MATERIAL SUPPLIED:
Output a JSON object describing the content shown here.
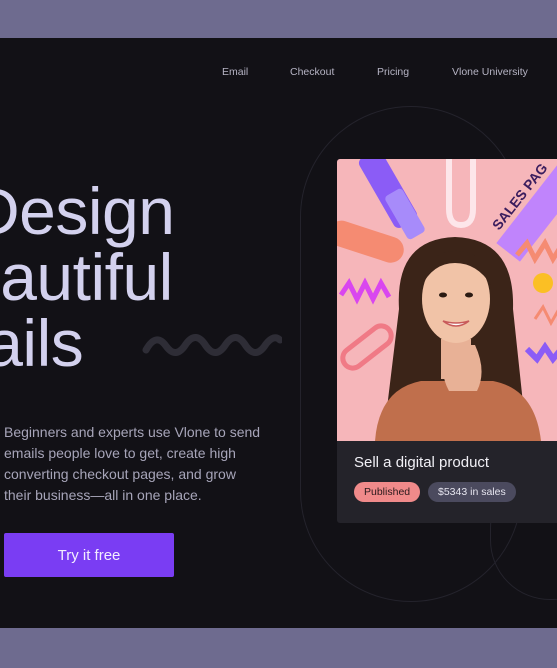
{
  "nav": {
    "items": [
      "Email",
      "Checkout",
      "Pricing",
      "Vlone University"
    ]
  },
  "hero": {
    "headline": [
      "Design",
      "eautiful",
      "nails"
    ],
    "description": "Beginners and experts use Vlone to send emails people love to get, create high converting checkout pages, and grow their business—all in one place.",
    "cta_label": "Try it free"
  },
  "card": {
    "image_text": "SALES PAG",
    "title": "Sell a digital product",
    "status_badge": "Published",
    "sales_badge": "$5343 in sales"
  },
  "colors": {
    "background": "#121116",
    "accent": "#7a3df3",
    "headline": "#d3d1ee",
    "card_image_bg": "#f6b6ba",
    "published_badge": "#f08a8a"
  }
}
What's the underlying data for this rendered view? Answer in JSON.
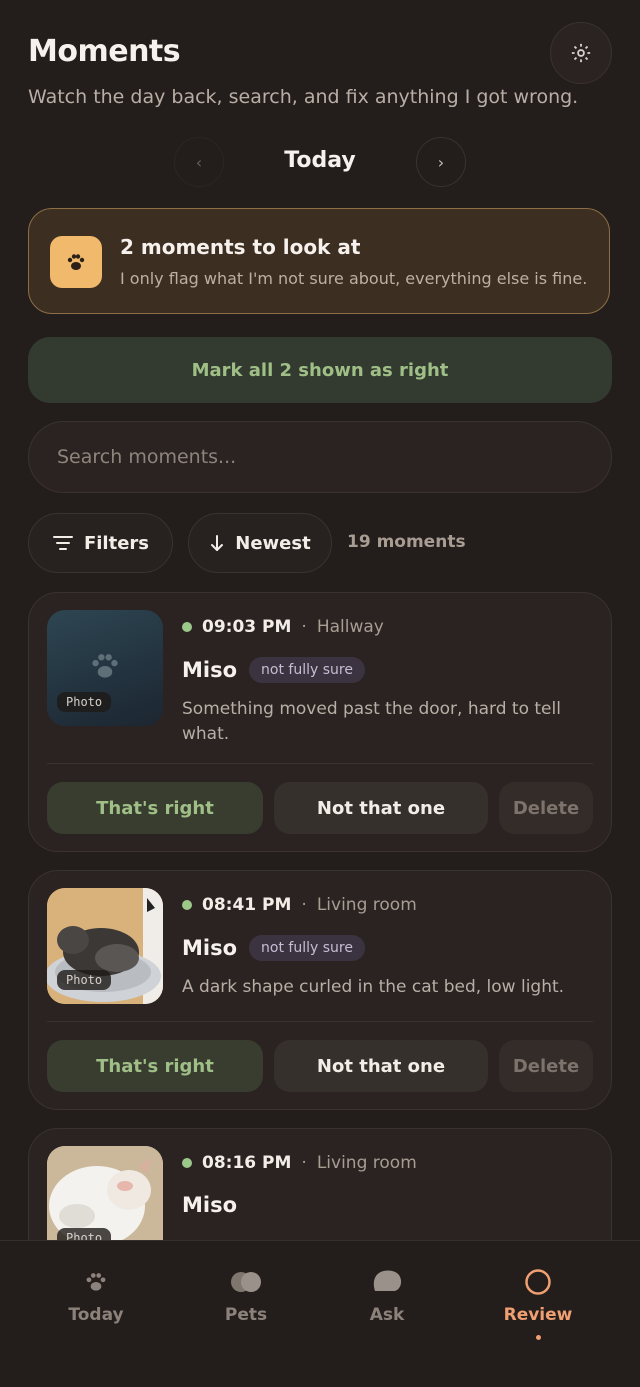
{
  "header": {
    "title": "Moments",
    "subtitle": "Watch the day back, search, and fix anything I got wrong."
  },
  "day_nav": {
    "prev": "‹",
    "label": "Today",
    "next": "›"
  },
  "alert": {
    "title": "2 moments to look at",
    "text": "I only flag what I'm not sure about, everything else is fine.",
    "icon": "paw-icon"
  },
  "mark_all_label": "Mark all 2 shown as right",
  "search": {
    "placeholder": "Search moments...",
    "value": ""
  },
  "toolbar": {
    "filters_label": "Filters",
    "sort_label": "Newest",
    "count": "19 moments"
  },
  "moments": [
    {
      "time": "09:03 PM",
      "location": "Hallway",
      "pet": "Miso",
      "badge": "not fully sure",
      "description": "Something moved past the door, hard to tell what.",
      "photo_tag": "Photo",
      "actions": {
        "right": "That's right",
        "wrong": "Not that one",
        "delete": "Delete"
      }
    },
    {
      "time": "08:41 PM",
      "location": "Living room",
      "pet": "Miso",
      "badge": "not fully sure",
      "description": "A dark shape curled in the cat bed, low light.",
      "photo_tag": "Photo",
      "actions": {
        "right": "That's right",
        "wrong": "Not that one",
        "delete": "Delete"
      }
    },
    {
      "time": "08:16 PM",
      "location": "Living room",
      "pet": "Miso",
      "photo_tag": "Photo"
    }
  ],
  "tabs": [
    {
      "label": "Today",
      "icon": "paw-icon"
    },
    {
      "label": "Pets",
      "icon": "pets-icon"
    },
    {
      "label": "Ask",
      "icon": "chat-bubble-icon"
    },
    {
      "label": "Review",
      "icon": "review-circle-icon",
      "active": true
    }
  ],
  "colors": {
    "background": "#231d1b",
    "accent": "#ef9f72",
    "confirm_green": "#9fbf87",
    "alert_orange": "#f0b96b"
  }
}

AIM:
Return the entries unchanged, save for the pictures, which do not belong in the copy.

OUTPUT OF THE EXERCISE:
Output a JSON object describing the content shown here.
{
  "nav": {
    "items": [
      "Email",
      "Checkout",
      "Pricing",
      "Vlone University"
    ]
  },
  "hero": {
    "headline": [
      "Design",
      "eautiful",
      "nails"
    ],
    "description": "Beginners and experts use Vlone to send emails people love to get, create high converting checkout pages, and grow their business—all in one place.",
    "cta_label": "Try it free"
  },
  "card": {
    "image_text": "SALES PAG",
    "title": "Sell a digital product",
    "status_badge": "Published",
    "sales_badge": "$5343 in sales"
  },
  "colors": {
    "background": "#121116",
    "accent": "#7a3df3",
    "headline": "#d3d1ee",
    "card_image_bg": "#f6b6ba",
    "published_badge": "#f08a8a"
  }
}
What's the underlying data for this rendered view? Answer in JSON.
{
  "header": {
    "title": "Moments",
    "subtitle": "Watch the day back, search, and fix anything I got wrong."
  },
  "day_nav": {
    "prev": "‹",
    "label": "Today",
    "next": "›"
  },
  "alert": {
    "title": "2 moments to look at",
    "text": "I only flag what I'm not sure about, everything else is fine.",
    "icon": "paw-icon"
  },
  "mark_all_label": "Mark all 2 shown as right",
  "search": {
    "placeholder": "Search moments...",
    "value": ""
  },
  "toolbar": {
    "filters_label": "Filters",
    "sort_label": "Newest",
    "count": "19 moments"
  },
  "moments": [
    {
      "time": "09:03 PM",
      "location": "Hallway",
      "pet": "Miso",
      "badge": "not fully sure",
      "description": "Something moved past the door, hard to tell what.",
      "photo_tag": "Photo",
      "actions": {
        "right": "That's right",
        "wrong": "Not that one",
        "delete": "Delete"
      }
    },
    {
      "time": "08:41 PM",
      "location": "Living room",
      "pet": "Miso",
      "badge": "not fully sure",
      "description": "A dark shape curled in the cat bed, low light.",
      "photo_tag": "Photo",
      "actions": {
        "right": "That's right",
        "wrong": "Not that one",
        "delete": "Delete"
      }
    },
    {
      "time": "08:16 PM",
      "location": "Living room",
      "pet": "Miso",
      "photo_tag": "Photo"
    }
  ],
  "tabs": [
    {
      "label": "Today",
      "icon": "paw-icon"
    },
    {
      "label": "Pets",
      "icon": "pets-icon"
    },
    {
      "label": "Ask",
      "icon": "chat-bubble-icon"
    },
    {
      "label": "Review",
      "icon": "review-circle-icon",
      "active": true
    }
  ],
  "colors": {
    "background": "#231d1b",
    "accent": "#ef9f72",
    "confirm_green": "#9fbf87",
    "alert_orange": "#f0b96b"
  }
}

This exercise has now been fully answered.